* START MATERIAL *
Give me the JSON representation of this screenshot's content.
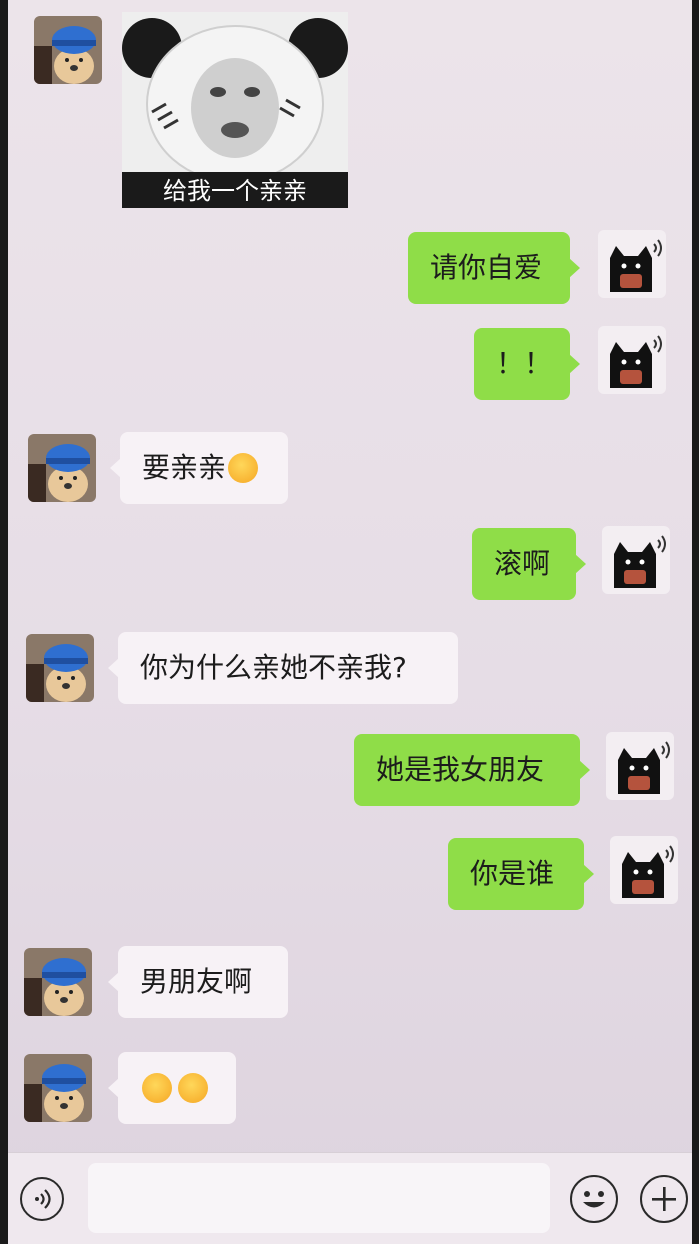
{
  "chat": {
    "meme_caption": "给我一个亲亲",
    "messages": [
      {
        "side": "out",
        "text": "请你自爱"
      },
      {
        "side": "out",
        "text": "！！"
      },
      {
        "side": "in",
        "text": "要亲亲"
      },
      {
        "side": "out",
        "text": "滚啊"
      },
      {
        "side": "in",
        "text": "你为什么亲她不亲我?"
      },
      {
        "side": "out",
        "text": "她是我女朋友"
      },
      {
        "side": "out",
        "text": "你是谁"
      },
      {
        "side": "in",
        "text": "男朋友啊"
      },
      {
        "side": "in",
        "text": ""
      }
    ]
  },
  "input_bar": {
    "voice_icon": "voice-icon",
    "emoji_icon": "emoji-icon",
    "plus_icon": "plus-icon"
  },
  "colors": {
    "outgoing_bubble": "#8fdd48",
    "incoming_bubble": "#f7f2f6",
    "background": "#e9e1e8"
  }
}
* END MATERIAL *
* STATED EXERCISE *
Keep the pictures out and write out the records exactly.

* TASK ANSWER *
Give me the JSON representation of this screenshot's content.
{
  "chat": {
    "meme_caption": "给我一个亲亲",
    "messages": [
      {
        "side": "out",
        "text": "请你自爱"
      },
      {
        "side": "out",
        "text": "！！"
      },
      {
        "side": "in",
        "text": "要亲亲"
      },
      {
        "side": "out",
        "text": "滚啊"
      },
      {
        "side": "in",
        "text": "你为什么亲她不亲我?"
      },
      {
        "side": "out",
        "text": "她是我女朋友"
      },
      {
        "side": "out",
        "text": "你是谁"
      },
      {
        "side": "in",
        "text": "男朋友啊"
      },
      {
        "side": "in",
        "text": ""
      }
    ]
  },
  "input_bar": {
    "voice_icon": "voice-icon",
    "emoji_icon": "emoji-icon",
    "plus_icon": "plus-icon"
  },
  "colors": {
    "outgoing_bubble": "#8fdd48",
    "incoming_bubble": "#f7f2f6",
    "background": "#e9e1e8"
  }
}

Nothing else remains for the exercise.